- _MATERIAL PROVIDED_:
+++

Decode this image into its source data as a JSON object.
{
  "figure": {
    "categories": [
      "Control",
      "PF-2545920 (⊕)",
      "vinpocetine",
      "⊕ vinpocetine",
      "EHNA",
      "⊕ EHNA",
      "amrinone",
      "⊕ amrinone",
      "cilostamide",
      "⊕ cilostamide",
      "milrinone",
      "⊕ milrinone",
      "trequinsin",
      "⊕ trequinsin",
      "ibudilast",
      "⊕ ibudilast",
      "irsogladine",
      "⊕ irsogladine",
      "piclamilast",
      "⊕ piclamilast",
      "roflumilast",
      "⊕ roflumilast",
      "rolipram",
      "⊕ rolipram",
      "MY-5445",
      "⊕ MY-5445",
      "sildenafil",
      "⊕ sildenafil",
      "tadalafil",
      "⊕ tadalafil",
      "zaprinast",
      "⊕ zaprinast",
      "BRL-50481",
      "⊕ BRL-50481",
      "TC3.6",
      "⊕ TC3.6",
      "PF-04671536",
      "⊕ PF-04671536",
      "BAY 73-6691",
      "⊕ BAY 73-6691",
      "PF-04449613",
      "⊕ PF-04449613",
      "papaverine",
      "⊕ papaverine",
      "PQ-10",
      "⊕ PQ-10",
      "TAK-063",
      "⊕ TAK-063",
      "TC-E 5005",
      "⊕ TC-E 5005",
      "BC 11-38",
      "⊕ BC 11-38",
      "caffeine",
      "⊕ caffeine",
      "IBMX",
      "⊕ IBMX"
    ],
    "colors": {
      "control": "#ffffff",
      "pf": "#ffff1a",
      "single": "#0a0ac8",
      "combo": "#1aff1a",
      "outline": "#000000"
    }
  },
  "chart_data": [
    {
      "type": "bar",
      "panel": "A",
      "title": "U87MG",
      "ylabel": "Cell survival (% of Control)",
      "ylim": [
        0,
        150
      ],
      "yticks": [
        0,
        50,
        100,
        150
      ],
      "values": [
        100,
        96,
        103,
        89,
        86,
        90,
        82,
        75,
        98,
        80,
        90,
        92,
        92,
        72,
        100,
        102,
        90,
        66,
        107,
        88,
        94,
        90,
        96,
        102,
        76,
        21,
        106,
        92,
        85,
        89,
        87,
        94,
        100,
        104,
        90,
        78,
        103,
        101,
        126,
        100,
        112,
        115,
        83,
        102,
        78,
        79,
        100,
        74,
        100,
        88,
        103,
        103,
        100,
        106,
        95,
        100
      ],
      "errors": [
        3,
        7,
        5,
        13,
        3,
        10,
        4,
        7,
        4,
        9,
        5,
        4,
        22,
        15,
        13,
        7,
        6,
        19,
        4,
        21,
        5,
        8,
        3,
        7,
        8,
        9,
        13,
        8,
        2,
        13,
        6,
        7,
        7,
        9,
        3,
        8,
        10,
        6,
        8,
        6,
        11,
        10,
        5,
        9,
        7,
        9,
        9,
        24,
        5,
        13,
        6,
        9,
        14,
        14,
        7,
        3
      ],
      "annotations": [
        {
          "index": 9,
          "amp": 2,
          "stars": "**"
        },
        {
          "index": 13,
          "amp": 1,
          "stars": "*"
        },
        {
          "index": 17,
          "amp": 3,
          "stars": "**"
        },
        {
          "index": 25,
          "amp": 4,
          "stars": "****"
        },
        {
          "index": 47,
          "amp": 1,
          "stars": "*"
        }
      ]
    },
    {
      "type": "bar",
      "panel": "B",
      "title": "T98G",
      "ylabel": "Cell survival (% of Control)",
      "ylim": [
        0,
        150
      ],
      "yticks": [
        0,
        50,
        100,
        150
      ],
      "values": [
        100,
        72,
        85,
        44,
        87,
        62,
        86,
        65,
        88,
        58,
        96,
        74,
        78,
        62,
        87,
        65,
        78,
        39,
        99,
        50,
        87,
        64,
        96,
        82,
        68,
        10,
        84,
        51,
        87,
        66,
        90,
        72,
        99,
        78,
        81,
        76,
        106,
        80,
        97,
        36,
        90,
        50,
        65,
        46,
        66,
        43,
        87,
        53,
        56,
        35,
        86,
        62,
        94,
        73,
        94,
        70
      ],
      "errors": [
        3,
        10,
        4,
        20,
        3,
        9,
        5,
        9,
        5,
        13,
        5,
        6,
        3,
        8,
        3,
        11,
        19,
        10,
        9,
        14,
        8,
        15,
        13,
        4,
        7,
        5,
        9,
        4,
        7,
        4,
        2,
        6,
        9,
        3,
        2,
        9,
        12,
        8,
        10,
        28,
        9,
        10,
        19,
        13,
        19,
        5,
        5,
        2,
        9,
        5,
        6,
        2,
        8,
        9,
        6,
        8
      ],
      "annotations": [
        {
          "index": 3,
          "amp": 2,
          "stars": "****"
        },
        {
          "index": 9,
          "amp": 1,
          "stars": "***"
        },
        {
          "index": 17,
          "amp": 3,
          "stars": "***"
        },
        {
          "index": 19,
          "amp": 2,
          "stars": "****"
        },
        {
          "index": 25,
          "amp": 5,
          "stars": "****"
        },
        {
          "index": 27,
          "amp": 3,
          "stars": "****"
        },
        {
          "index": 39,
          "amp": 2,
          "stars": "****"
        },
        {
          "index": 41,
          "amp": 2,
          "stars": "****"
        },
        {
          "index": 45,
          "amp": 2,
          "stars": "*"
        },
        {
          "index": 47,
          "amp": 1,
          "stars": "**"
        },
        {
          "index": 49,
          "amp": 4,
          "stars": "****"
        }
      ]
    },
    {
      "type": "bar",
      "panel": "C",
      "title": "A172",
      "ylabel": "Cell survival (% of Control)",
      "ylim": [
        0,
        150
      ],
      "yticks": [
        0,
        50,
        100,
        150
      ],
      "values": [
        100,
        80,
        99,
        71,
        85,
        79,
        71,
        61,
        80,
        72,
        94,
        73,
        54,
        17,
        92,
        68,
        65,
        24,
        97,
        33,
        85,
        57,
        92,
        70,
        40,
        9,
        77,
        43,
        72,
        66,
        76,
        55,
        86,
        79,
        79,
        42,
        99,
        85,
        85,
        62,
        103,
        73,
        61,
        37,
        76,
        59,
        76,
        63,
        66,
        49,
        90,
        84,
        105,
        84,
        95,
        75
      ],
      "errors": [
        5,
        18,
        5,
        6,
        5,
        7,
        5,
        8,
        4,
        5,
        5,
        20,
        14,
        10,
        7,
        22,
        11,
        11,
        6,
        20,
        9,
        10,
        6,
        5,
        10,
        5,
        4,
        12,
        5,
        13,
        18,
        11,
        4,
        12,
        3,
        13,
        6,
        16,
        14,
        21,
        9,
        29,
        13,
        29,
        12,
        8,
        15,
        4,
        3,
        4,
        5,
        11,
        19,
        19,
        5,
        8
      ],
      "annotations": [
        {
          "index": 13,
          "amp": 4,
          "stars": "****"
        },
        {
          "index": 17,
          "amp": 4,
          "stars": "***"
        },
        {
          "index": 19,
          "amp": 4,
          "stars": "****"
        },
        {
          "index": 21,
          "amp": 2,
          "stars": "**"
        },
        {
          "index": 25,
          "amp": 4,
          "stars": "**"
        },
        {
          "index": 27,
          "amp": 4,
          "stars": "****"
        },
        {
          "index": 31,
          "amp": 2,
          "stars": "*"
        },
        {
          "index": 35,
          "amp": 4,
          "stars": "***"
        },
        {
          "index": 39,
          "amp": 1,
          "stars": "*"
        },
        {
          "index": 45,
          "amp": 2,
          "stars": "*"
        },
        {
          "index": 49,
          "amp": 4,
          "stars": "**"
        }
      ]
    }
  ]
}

+++

- _YOUR OBJECTIVE_: Retype the listing. Match it exactly.

- _RESULT OF THE EXERCISE_:
Decode this image into its source data as a JSON object.
{
  "figure": {
    "categories": [
      "Control",
      "PF-2545920 (⊕)",
      "vinpocetine",
      "⊕ vinpocetine",
      "EHNA",
      "⊕ EHNA",
      "amrinone",
      "⊕ amrinone",
      "cilostamide",
      "⊕ cilostamide",
      "milrinone",
      "⊕ milrinone",
      "trequinsin",
      "⊕ trequinsin",
      "ibudilast",
      "⊕ ibudilast",
      "irsogladine",
      "⊕ irsogladine",
      "piclamilast",
      "⊕ piclamilast",
      "roflumilast",
      "⊕ roflumilast",
      "rolipram",
      "⊕ rolipram",
      "MY-5445",
      "⊕ MY-5445",
      "sildenafil",
      "⊕ sildenafil",
      "tadalafil",
      "⊕ tadalafil",
      "zaprinast",
      "⊕ zaprinast",
      "BRL-50481",
      "⊕ BRL-50481",
      "TC3.6",
      "⊕ TC3.6",
      "PF-04671536",
      "⊕ PF-04671536",
      "BAY 73-6691",
      "⊕ BAY 73-6691",
      "PF-04449613",
      "⊕ PF-04449613",
      "papaverine",
      "⊕ papaverine",
      "PQ-10",
      "⊕ PQ-10",
      "TAK-063",
      "⊕ TAK-063",
      "TC-E 5005",
      "⊕ TC-E 5005",
      "BC 11-38",
      "⊕ BC 11-38",
      "caffeine",
      "⊕ caffeine",
      "IBMX",
      "⊕ IBMX"
    ],
    "colors": {
      "control": "#ffffff",
      "pf": "#ffff1a",
      "single": "#0a0ac8",
      "combo": "#1aff1a",
      "outline": "#000000"
    }
  },
  "chart_data": [
    {
      "type": "bar",
      "panel": "A",
      "title": "U87MG",
      "ylabel": "Cell survival (% of Control)",
      "ylim": [
        0,
        150
      ],
      "yticks": [
        0,
        50,
        100,
        150
      ],
      "values": [
        100,
        96,
        103,
        89,
        86,
        90,
        82,
        75,
        98,
        80,
        90,
        92,
        92,
        72,
        100,
        102,
        90,
        66,
        107,
        88,
        94,
        90,
        96,
        102,
        76,
        21,
        106,
        92,
        85,
        89,
        87,
        94,
        100,
        104,
        90,
        78,
        103,
        101,
        126,
        100,
        112,
        115,
        83,
        102,
        78,
        79,
        100,
        74,
        100,
        88,
        103,
        103,
        100,
        106,
        95,
        100
      ],
      "errors": [
        3,
        7,
        5,
        13,
        3,
        10,
        4,
        7,
        4,
        9,
        5,
        4,
        22,
        15,
        13,
        7,
        6,
        19,
        4,
        21,
        5,
        8,
        3,
        7,
        8,
        9,
        13,
        8,
        2,
        13,
        6,
        7,
        7,
        9,
        3,
        8,
        10,
        6,
        8,
        6,
        11,
        10,
        5,
        9,
        7,
        9,
        9,
        24,
        5,
        13,
        6,
        9,
        14,
        14,
        7,
        3
      ],
      "annotations": [
        {
          "index": 9,
          "amp": 2,
          "stars": "**"
        },
        {
          "index": 13,
          "amp": 1,
          "stars": "*"
        },
        {
          "index": 17,
          "amp": 3,
          "stars": "**"
        },
        {
          "index": 25,
          "amp": 4,
          "stars": "****"
        },
        {
          "index": 47,
          "amp": 1,
          "stars": "*"
        }
      ]
    },
    {
      "type": "bar",
      "panel": "B",
      "title": "T98G",
      "ylabel": "Cell survival (% of Control)",
      "ylim": [
        0,
        150
      ],
      "yticks": [
        0,
        50,
        100,
        150
      ],
      "values": [
        100,
        72,
        85,
        44,
        87,
        62,
        86,
        65,
        88,
        58,
        96,
        74,
        78,
        62,
        87,
        65,
        78,
        39,
        99,
        50,
        87,
        64,
        96,
        82,
        68,
        10,
        84,
        51,
        87,
        66,
        90,
        72,
        99,
        78,
        81,
        76,
        106,
        80,
        97,
        36,
        90,
        50,
        65,
        46,
        66,
        43,
        87,
        53,
        56,
        35,
        86,
        62,
        94,
        73,
        94,
        70
      ],
      "errors": [
        3,
        10,
        4,
        20,
        3,
        9,
        5,
        9,
        5,
        13,
        5,
        6,
        3,
        8,
        3,
        11,
        19,
        10,
        9,
        14,
        8,
        15,
        13,
        4,
        7,
        5,
        9,
        4,
        7,
        4,
        2,
        6,
        9,
        3,
        2,
        9,
        12,
        8,
        10,
        28,
        9,
        10,
        19,
        13,
        19,
        5,
        5,
        2,
        9,
        5,
        6,
        2,
        8,
        9,
        6,
        8
      ],
      "annotations": [
        {
          "index": 3,
          "amp": 2,
          "stars": "****"
        },
        {
          "index": 9,
          "amp": 1,
          "stars": "***"
        },
        {
          "index": 17,
          "amp": 3,
          "stars": "***"
        },
        {
          "index": 19,
          "amp": 2,
          "stars": "****"
        },
        {
          "index": 25,
          "amp": 5,
          "stars": "****"
        },
        {
          "index": 27,
          "amp": 3,
          "stars": "****"
        },
        {
          "index": 39,
          "amp": 2,
          "stars": "****"
        },
        {
          "index": 41,
          "amp": 2,
          "stars": "****"
        },
        {
          "index": 45,
          "amp": 2,
          "stars": "*"
        },
        {
          "index": 47,
          "amp": 1,
          "stars": "**"
        },
        {
          "index": 49,
          "amp": 4,
          "stars": "****"
        }
      ]
    },
    {
      "type": "bar",
      "panel": "C",
      "title": "A172",
      "ylabel": "Cell survival (% of Control)",
      "ylim": [
        0,
        150
      ],
      "yticks": [
        0,
        50,
        100,
        150
      ],
      "values": [
        100,
        80,
        99,
        71,
        85,
        79,
        71,
        61,
        80,
        72,
        94,
        73,
        54,
        17,
        92,
        68,
        65,
        24,
        97,
        33,
        85,
        57,
        92,
        70,
        40,
        9,
        77,
        43,
        72,
        66,
        76,
        55,
        86,
        79,
        79,
        42,
        99,
        85,
        85,
        62,
        103,
        73,
        61,
        37,
        76,
        59,
        76,
        63,
        66,
        49,
        90,
        84,
        105,
        84,
        95,
        75
      ],
      "errors": [
        5,
        18,
        5,
        6,
        5,
        7,
        5,
        8,
        4,
        5,
        5,
        20,
        14,
        10,
        7,
        22,
        11,
        11,
        6,
        20,
        9,
        10,
        6,
        5,
        10,
        5,
        4,
        12,
        5,
        13,
        18,
        11,
        4,
        12,
        3,
        13,
        6,
        16,
        14,
        21,
        9,
        29,
        13,
        29,
        12,
        8,
        15,
        4,
        3,
        4,
        5,
        11,
        19,
        19,
        5,
        8
      ],
      "annotations": [
        {
          "index": 13,
          "amp": 4,
          "stars": "****"
        },
        {
          "index": 17,
          "amp": 4,
          "stars": "***"
        },
        {
          "index": 19,
          "amp": 4,
          "stars": "****"
        },
        {
          "index": 21,
          "amp": 2,
          "stars": "**"
        },
        {
          "index": 25,
          "amp": 4,
          "stars": "**"
        },
        {
          "index": 27,
          "amp": 4,
          "stars": "****"
        },
        {
          "index": 31,
          "amp": 2,
          "stars": "*"
        },
        {
          "index": 35,
          "amp": 4,
          "stars": "***"
        },
        {
          "index": 39,
          "amp": 1,
          "stars": "*"
        },
        {
          "index": 45,
          "amp": 2,
          "stars": "*"
        },
        {
          "index": 49,
          "amp": 4,
          "stars": "**"
        }
      ]
    }
  ]
}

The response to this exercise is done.